Subject to the conditions below, Shatterproof Glass Corporation warrants its insulating glass units for a period of twenty (20) years from the date of manufacture against defects in material or workmanship that result in moisture accumulation, film formation or dust collection between the interior surfaces resulting from failure of the hermetic seal
OUR EXCLUSIVE REMEDY AND THE LIMIT OF OUR LIABILITY UNDER THIS WARRANTY SHALL BE TO FURNISH A REPLACEMENT FOR ANY LITE FAILING TO MEET THE TERMS OF THIS WARRANTY F.O.B. DETROIT TO THE SHIPPING POINT NEAREST THE INSTALLATION IN NO EVENT WILL WE BE LIABLE FOR SPECIAL, INCIDENTAL OR CONSEQUENTIAL DAMAGES OR MONEY DAMAGES IN EXCESS OF THE COST OF THE LITE THE FOREGOING IS IN LIEU OF ALL OTHER WARRANTIES EXPRESS OR IMPLIED WHETHER FOR MERCHANTABILITY OR OTHERWISE (Emphasis added.) (Footnotes omitted.)

At trial, plaintiffs’ experts testified that they had disassembled 39 panels which had evidenced seal failure, conducted a visual inspection of all of the panels, and subjected a sample of visually nondefective panels to a dew-point test. Two hundred and thirty-one panels evidenced moisture accumulation between their panes upon visual inspection and 57% of the panels failed the dew-point test (frost formed inside the panes when subjected to a -40° F temperature, indicating moisture accumulation).

The experts testified that the facts established that two-thirds of the panels had experienced seal failure caused by Shatterproof’s failure to properly treat or clean the metal spacer bars between the panes of glass (a workmanship defect). The seal failures prevented the necessary adhesion of the butyl sealant to the spacer bars, which permitted moisture accumulation between the panes and resulted in obscured vision. The experts added that, in light of the consistent and extensive nature of the failures which had occurred, it was likely that all of the panels would experience such premature seal failure.

◇ ◇ ◇ ◇

▸ Complete the following
1. For each statement, answer yes or no according to the glass warranty excerpt above, and quote the words of the excerpt that decide it. (a) The warranty runs for twenty years from the date of installation. (b) The experts disassembled 39 panels that had evidenced seal failure. (c) 57% of the panels failed the dew-point test.
2. Identify every condition between the interior surfaces of the units against which the glass warranty excerpt above says the warranty protects.
3. Extend the glass warranty excerpt above, beginning right after its final sentence.

▸ Provided data
◇ ◇ ◇ ◇

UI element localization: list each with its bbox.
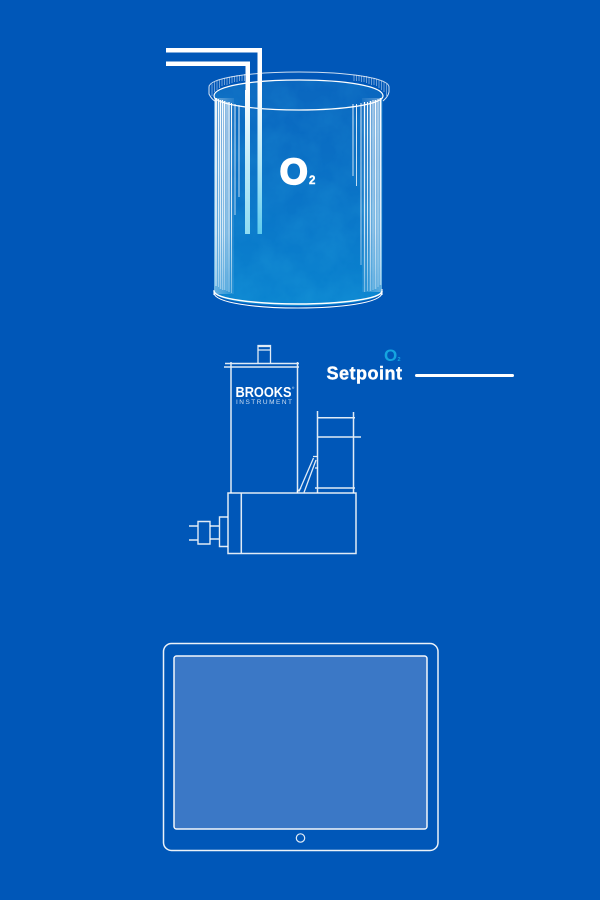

◇ ◇ ◇ ◇

▸ Answers provided
1.
(a) No: "for a period of twenty (20) years from the date of manufacture"
(b) Yes: "they had disassembled 39 panels which had evidenced seal failure"
(c) Yes: "57% of the panels failed the dew-point test"

2.
- Moisture accumulation
- Film formation
- Dust collection

3.
Plaintiffs also adduced evidence that neither Shatterproof nor any other supplier could furnish glass with a color tint and reflectivity matching that of the original panels. Plaintiffs submitted that piecemeal replacement of defective glass panels would only worsen the unsightly checker*270board appearance of the building.2 Their experts testified that, in order to restore the building to a commercially tolerable appearance, complete replacement of all the panels was necessary.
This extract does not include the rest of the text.